**Aim:** Rewrite the material below, replacing every "row-source-label" with "row-publication-label" and leaving everything else unchanged.

**Layout dataset entries:**
= = =

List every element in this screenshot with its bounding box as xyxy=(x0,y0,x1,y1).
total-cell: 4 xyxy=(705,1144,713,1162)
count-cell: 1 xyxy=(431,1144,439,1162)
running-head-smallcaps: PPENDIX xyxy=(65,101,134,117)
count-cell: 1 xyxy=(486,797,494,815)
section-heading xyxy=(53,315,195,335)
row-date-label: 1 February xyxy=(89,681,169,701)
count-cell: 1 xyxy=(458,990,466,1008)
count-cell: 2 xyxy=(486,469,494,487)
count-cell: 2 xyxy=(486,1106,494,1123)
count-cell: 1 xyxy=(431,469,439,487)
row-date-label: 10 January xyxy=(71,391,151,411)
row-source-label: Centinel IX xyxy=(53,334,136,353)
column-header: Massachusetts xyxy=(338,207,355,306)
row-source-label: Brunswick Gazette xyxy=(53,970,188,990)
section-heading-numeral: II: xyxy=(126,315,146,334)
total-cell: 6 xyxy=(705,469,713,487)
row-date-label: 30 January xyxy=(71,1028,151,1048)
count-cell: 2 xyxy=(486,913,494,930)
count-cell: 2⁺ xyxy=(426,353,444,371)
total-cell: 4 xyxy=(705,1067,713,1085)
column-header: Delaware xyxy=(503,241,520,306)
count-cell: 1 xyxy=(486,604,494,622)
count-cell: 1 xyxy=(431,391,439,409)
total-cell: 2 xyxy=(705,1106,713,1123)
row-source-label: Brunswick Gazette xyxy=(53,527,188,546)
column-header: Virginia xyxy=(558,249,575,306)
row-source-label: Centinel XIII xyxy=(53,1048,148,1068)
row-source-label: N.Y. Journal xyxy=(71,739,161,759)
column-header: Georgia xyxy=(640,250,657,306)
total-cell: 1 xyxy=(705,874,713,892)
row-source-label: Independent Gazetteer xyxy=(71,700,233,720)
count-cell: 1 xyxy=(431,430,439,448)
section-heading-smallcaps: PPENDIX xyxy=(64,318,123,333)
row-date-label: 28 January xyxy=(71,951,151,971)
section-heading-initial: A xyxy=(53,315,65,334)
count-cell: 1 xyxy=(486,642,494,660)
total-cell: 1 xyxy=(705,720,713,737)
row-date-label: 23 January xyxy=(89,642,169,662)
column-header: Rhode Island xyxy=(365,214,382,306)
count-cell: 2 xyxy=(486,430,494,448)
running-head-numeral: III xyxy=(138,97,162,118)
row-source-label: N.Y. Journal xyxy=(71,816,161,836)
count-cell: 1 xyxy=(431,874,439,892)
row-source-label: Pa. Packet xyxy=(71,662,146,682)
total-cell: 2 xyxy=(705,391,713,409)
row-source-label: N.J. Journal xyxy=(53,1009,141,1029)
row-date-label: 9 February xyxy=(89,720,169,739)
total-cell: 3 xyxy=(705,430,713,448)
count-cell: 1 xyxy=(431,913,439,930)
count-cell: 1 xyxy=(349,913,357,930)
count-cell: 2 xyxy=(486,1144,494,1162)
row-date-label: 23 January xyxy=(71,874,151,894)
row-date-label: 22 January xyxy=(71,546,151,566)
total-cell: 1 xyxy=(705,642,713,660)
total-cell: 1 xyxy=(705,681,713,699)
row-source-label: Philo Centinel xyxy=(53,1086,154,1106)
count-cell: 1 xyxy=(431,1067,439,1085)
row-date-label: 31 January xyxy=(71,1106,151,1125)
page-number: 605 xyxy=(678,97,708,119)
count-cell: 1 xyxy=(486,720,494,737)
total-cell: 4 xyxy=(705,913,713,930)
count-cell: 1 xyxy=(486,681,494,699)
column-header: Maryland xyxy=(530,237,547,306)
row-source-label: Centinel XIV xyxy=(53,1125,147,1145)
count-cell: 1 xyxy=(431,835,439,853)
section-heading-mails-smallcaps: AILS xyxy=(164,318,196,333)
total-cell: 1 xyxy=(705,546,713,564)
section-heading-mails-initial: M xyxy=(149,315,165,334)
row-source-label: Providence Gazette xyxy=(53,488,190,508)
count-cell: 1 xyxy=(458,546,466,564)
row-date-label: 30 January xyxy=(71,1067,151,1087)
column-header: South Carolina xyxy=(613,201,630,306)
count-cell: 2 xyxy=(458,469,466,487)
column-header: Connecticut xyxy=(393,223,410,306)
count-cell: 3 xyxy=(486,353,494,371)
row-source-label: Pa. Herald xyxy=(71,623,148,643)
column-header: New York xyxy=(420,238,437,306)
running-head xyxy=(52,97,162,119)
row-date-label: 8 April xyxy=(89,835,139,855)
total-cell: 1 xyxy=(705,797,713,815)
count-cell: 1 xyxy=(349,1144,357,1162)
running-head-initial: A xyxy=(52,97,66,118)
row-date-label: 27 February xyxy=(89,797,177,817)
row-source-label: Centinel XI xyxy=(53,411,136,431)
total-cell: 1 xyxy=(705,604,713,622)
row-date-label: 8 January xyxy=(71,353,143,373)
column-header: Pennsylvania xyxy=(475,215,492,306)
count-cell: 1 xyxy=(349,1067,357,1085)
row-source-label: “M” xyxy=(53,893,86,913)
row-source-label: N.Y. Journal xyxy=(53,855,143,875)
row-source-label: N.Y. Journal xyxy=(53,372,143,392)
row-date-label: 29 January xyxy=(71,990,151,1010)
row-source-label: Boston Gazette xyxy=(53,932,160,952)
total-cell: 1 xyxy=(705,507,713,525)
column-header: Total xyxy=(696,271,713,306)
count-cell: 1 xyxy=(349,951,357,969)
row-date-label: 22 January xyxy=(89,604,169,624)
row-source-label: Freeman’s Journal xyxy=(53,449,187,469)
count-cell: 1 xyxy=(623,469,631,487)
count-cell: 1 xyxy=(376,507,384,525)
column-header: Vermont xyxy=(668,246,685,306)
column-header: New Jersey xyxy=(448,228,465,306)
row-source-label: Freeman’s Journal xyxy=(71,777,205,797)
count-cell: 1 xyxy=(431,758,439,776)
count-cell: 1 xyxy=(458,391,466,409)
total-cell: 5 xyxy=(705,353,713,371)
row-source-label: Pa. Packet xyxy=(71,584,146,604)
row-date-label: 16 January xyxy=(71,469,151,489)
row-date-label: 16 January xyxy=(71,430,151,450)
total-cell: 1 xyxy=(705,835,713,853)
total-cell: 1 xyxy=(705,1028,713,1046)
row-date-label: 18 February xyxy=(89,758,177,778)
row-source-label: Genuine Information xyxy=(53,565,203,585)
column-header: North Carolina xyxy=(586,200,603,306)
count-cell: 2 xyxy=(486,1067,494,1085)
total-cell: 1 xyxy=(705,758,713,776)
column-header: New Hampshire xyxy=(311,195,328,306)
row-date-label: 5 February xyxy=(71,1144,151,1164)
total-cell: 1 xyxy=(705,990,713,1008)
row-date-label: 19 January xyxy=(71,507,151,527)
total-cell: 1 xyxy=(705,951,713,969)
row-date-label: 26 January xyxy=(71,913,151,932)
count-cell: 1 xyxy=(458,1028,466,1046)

= = =

**Written reply:**
List every element in this screenshot with its bounding box as xyxy=(x0,y0,x1,y1).
total-cell: 4 xyxy=(705,1144,713,1162)
count-cell: 1 xyxy=(431,1144,439,1162)
running-head-smallcaps: PPENDIX xyxy=(65,101,134,117)
count-cell: 1 xyxy=(486,797,494,815)
section-heading xyxy=(53,315,195,335)
row-date-label: 1 February xyxy=(89,681,169,701)
count-cell: 1 xyxy=(458,990,466,1008)
count-cell: 2 xyxy=(486,469,494,487)
count-cell: 2 xyxy=(486,1106,494,1123)
count-cell: 1 xyxy=(431,469,439,487)
row-date-label: 10 January xyxy=(71,391,151,411)
row-publication-label: Centinel IX xyxy=(53,334,136,353)
column-header: Massachusetts xyxy=(338,207,355,306)
row-publication-label: Brunswick Gazette xyxy=(53,970,188,990)
section-heading-numeral: II: xyxy=(126,315,146,334)
total-cell: 6 xyxy=(705,469,713,487)
row-date-label: 30 January xyxy=(71,1028,151,1048)
count-cell: 2 xyxy=(486,913,494,930)
count-cell: 2⁺ xyxy=(426,353,444,371)
total-cell: 4 xyxy=(705,1067,713,1085)
column-header: Delaware xyxy=(503,241,520,306)
count-cell: 1 xyxy=(486,604,494,622)
count-cell: 1 xyxy=(431,391,439,409)
total-cell: 2 xyxy=(705,1106,713,1123)
row-publication-label: Brunswick Gazette xyxy=(53,527,188,546)
column-header: Virginia xyxy=(558,249,575,306)
row-publication-label: Centinel XIII xyxy=(53,1048,148,1068)
row-publication-label: N.Y. Journal xyxy=(71,739,161,759)
column-header: Georgia xyxy=(640,250,657,306)
total-cell: 1 xyxy=(705,874,713,892)
row-publication-label: Independent Gazetteer xyxy=(71,700,233,720)
count-cell: 1 xyxy=(431,430,439,448)
section-heading-smallcaps: PPENDIX xyxy=(64,318,123,333)
row-date-label: 28 January xyxy=(71,951,151,971)
section-heading-initial: A xyxy=(53,315,65,334)
count-cell: 1 xyxy=(486,642,494,660)
total-cell: 1 xyxy=(705,720,713,737)
row-date-label: 23 January xyxy=(89,642,169,662)
column-header: Rhode Island xyxy=(365,214,382,306)
count-cell: 2 xyxy=(486,430,494,448)
running-head-numeral: III xyxy=(138,97,162,118)
row-publication-label: N.Y. Journal xyxy=(71,816,161,836)
count-cell: 1 xyxy=(431,874,439,892)
row-publication-label: Pa. Packet xyxy=(71,662,146,682)
total-cell: 2 xyxy=(705,391,713,409)
row-publication-label: N.J. Journal xyxy=(53,1009,141,1029)
row-date-label: 9 February xyxy=(89,720,169,739)
total-cell: 3 xyxy=(705,430,713,448)
count-cell: 1 xyxy=(431,913,439,930)
count-cell: 1 xyxy=(349,913,357,930)
count-cell: 2 xyxy=(486,1144,494,1162)
row-date-label: 23 January xyxy=(71,874,151,894)
row-date-label: 22 January xyxy=(71,546,151,566)
total-cell: 1 xyxy=(705,642,713,660)
total-cell: 1 xyxy=(705,681,713,699)
row-publication-label: Philo Centinel xyxy=(53,1086,154,1106)
count-cell: 1 xyxy=(431,1067,439,1085)
row-date-label: 31 January xyxy=(71,1106,151,1125)
page-number: 605 xyxy=(678,97,708,119)
count-cell: 1 xyxy=(486,720,494,737)
total-cell: 4 xyxy=(705,913,713,930)
count-cell: 1 xyxy=(486,681,494,699)
column-header: Maryland xyxy=(530,237,547,306)
row-publication-label: Centinel XIV xyxy=(53,1125,147,1145)
count-cell: 1 xyxy=(431,835,439,853)
section-heading-mails-smallcaps: AILS xyxy=(164,318,196,333)
total-cell: 1 xyxy=(705,546,713,564)
section-heading-mails-initial: M xyxy=(149,315,165,334)
row-publication-label: Providence Gazette xyxy=(53,488,190,508)
count-cell: 1 xyxy=(458,546,466,564)
row-date-label: 30 January xyxy=(71,1067,151,1087)
column-header: South Carolina xyxy=(613,201,630,306)
count-cell: 2 xyxy=(458,469,466,487)
column-header: Connecticut xyxy=(393,223,410,306)
count-cell: 3 xyxy=(486,353,494,371)
row-publication-label: Pa. Herald xyxy=(71,623,148,643)
column-header: New York xyxy=(420,238,437,306)
running-head xyxy=(52,97,162,119)
row-date-label: 8 April xyxy=(89,835,139,855)
total-cell: 1 xyxy=(705,797,713,815)
count-cell: 1 xyxy=(349,1144,357,1162)
running-head-initial: A xyxy=(52,97,66,118)
row-date-label: 27 February xyxy=(89,797,177,817)
row-publication-label: Centinel XI xyxy=(53,411,136,431)
total-cell: 1 xyxy=(705,604,713,622)
row-date-label: 8 January xyxy=(71,353,143,373)
column-header: Pennsylvania xyxy=(475,215,492,306)
count-cell: 1 xyxy=(349,1067,357,1085)
row-publication-label: “M” xyxy=(53,893,86,913)
row-publication-label: N.Y. Journal xyxy=(53,855,143,875)
row-publication-label: N.Y. Journal xyxy=(53,372,143,392)
row-date-label: 29 January xyxy=(71,990,151,1010)
row-publication-label: Boston Gazette xyxy=(53,932,160,952)
total-cell: 1 xyxy=(705,507,713,525)
column-header: Total xyxy=(696,271,713,306)
count-cell: 1 xyxy=(349,951,357,969)
row-date-label: 22 January xyxy=(89,604,169,624)
row-publication-label: Freeman’s Journal xyxy=(53,449,187,469)
count-cell: 1 xyxy=(623,469,631,487)
count-cell: 1 xyxy=(376,507,384,525)
column-header: Vermont xyxy=(668,246,685,306)
column-header: New Jersey xyxy=(448,228,465,306)
row-publication-label: Freeman’s Journal xyxy=(71,777,205,797)
count-cell: 1 xyxy=(431,758,439,776)
count-cell: 1 xyxy=(458,391,466,409)
total-cell: 5 xyxy=(705,353,713,371)
row-publication-label: Pa. Packet xyxy=(71,584,146,604)
row-date-label: 16 January xyxy=(71,469,151,489)
row-date-label: 16 January xyxy=(71,430,151,450)
total-cell: 1 xyxy=(705,835,713,853)
total-cell: 1 xyxy=(705,1028,713,1046)
row-date-label: 18 February xyxy=(89,758,177,778)
row-publication-label: Genuine Information xyxy=(53,565,203,585)
column-header: North Carolina xyxy=(586,200,603,306)
count-cell: 2 xyxy=(486,1067,494,1085)
total-cell: 1 xyxy=(705,758,713,776)
column-header: New Hampshire xyxy=(311,195,328,306)
row-date-label: 5 February xyxy=(71,1144,151,1164)
total-cell: 1 xyxy=(705,990,713,1008)
row-date-label: 19 January xyxy=(71,507,151,527)
total-cell: 1 xyxy=(705,951,713,969)
row-date-label: 26 January xyxy=(71,913,151,932)
count-cell: 1 xyxy=(458,1028,466,1046)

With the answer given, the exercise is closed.